▸ Goal of the exercise
Retype all of the entries word for word.

#####

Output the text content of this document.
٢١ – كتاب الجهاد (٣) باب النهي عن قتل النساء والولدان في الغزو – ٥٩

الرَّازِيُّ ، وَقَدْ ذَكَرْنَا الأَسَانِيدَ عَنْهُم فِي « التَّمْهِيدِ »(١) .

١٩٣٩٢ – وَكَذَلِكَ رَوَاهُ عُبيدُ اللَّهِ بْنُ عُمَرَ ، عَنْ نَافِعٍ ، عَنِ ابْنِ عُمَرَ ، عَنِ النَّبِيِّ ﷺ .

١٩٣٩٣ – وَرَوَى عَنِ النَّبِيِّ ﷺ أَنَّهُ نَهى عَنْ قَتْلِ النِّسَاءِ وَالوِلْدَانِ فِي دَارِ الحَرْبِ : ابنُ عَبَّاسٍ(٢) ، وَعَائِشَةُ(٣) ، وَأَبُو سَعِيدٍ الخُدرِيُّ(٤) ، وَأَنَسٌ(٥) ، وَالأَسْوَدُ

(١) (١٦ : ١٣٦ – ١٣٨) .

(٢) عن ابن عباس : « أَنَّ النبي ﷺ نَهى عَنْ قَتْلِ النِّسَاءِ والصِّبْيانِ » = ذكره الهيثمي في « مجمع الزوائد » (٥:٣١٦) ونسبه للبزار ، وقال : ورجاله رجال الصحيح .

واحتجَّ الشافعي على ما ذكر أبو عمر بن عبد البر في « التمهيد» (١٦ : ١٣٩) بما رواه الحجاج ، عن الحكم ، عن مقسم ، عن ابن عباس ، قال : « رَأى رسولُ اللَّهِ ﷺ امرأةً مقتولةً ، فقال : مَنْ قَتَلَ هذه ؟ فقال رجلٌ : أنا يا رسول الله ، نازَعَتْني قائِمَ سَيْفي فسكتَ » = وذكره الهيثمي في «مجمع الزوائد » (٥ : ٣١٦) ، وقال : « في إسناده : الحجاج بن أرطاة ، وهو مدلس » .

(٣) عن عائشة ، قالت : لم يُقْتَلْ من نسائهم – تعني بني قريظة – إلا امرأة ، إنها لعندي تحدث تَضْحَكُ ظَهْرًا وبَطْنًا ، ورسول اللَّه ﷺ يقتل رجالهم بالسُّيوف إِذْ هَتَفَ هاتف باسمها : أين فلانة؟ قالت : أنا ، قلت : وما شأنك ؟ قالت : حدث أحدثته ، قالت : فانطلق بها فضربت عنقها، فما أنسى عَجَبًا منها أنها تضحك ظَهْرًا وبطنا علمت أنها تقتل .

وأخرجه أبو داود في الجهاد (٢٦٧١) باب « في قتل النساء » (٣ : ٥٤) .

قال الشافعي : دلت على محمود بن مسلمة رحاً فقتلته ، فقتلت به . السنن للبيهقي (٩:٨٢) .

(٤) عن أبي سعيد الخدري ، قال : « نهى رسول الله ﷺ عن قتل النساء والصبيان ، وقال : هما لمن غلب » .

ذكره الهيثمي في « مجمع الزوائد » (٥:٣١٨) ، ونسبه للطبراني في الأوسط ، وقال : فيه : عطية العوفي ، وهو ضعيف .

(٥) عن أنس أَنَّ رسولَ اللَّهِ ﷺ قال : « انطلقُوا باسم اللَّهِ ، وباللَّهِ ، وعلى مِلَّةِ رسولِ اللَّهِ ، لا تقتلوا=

#####

▸ Result for this exercise
Output the text content of this document.
٢١ – كتاب الجهاد (٣) باب النهي عن قتل النساء والولدان في الغزو – ٥٩

الرَّازِيُّ ، وَقَدْ ذَكَرْنَا الأَسَانِيدَ عَنْهُم فِي « التَّمْهِيدِ »(١) .

١٩٣٩٢ – وَكَذَلِكَ رَوَاهُ عُبيدُ اللَّهِ بْنُ عُمَرَ ، عَنْ نَافِعٍ ، عَنِ ابْنِ عُمَرَ ، عَنِ النَّبِيِّ ﷺ .

١٩٣٩٣ – وَرَوَى عَنِ النَّبِيِّ ﷺ أَنَّهُ نَهى عَنْ قَتْلِ النِّسَاءِ وَالوِلْدَانِ فِي دَارِ الحَرْبِ : ابنُ عَبَّاسٍ(٢) ، وَعَائِشَةُ(٣) ، وَأَبُو سَعِيدٍ الخُدرِيُّ(٤) ، وَأَنَسٌ(٥) ، وَالأَسْوَدُ

(١) (١٦ : ١٣٦ – ١٣٨) .

(٢) عن ابن عباس : « أَنَّ النبي ﷺ نَهى عَنْ قَتْلِ النِّسَاءِ والصِّبْيانِ » = ذكره الهيثمي في « مجمع الزوائد » (٥:٣١٦) ونسبه للبزار ، وقال : ورجاله رجال الصحيح .

واحتجَّ الشافعي على ما ذكر أبو عمر بن عبد البر في « التمهيد» (١٦ : ١٣٩) بما رواه الحجاج ، عن الحكم ، عن مقسم ، عن ابن عباس ، قال : « رَأى رسولُ اللَّهِ ﷺ امرأةً مقتولةً ، فقال : مَنْ قَتَلَ هذه ؟ فقال رجلٌ : أنا يا رسول الله ، نازَعَتْني قائِمَ سَيْفي فسكتَ » = وذكره الهيثمي في «مجمع الزوائد » (٥ : ٣١٦) ، وقال : « في إسناده : الحجاج بن أرطاة ، وهو مدلس » .

(٣) عن عائشة ، قالت : لم يُقْتَلْ من نسائهم – تعني بني قريظة – إلا امرأة ، إنها لعندي تحدث تَضْحَكُ ظَهْرًا وبَطْنًا ، ورسول اللَّه ﷺ يقتل رجالهم بالسُّيوف إِذْ هَتَفَ هاتف باسمها : أين فلانة؟ قالت : أنا ، قلت : وما شأنك ؟ قالت : حدث أحدثته ، قالت : فانطلق بها فضربت عنقها، فما أنسى عَجَبًا منها أنها تضحك ظَهْرًا وبطنا علمت أنها تقتل .

وأخرجه أبو داود في الجهاد (٢٦٧١) باب « في قتل النساء » (٣ : ٥٤) .

قال الشافعي : دلت على محمود بن مسلمة رحاً فقتلته ، فقتلت به . السنن للبيهقي (٩:٨٢) .

(٤) عن أبي سعيد الخدري ، قال : « نهى رسول الله ﷺ عن قتل النساء والصبيان ، وقال : هما لمن غلب » .

ذكره الهيثمي في « مجمع الزوائد » (٥:٣١٨) ، ونسبه للطبراني في الأوسط ، وقال : فيه : عطية العوفي ، وهو ضعيف .

(٥) عن أنس أَنَّ رسولَ اللَّهِ ﷺ قال : « انطلقُوا باسم اللَّهِ ، وباللَّهِ ، وعلى مِلَّةِ رسولِ اللَّهِ ، لا تقتلوا=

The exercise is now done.